> **DATA EXTRACT**:
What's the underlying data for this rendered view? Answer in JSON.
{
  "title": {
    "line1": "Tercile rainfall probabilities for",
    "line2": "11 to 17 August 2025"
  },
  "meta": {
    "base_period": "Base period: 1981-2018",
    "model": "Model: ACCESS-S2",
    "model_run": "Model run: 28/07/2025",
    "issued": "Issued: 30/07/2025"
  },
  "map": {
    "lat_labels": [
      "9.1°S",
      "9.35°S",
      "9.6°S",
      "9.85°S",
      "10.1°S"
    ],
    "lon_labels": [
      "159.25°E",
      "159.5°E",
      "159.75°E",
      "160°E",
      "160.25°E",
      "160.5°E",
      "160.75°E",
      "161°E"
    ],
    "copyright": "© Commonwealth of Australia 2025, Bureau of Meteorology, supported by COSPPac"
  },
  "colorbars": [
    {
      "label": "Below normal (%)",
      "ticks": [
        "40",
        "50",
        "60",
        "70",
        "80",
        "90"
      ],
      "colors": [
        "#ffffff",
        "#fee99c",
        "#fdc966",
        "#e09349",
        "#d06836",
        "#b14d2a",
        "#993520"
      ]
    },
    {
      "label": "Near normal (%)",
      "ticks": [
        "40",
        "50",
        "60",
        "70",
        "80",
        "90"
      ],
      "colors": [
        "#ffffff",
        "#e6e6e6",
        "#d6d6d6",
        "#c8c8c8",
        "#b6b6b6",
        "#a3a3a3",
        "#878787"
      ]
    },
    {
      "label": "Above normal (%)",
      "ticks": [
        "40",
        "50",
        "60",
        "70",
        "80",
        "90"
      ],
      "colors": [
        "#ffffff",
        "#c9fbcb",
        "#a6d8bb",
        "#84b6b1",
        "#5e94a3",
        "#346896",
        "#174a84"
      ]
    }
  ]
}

> **WORK TO DO**:
In the material above, show every line where the word "Model" turns up.

> **RESULT**:
    "model": "Model: ACCESS-S2",
    "model_run": "Model run: 28/07/2025",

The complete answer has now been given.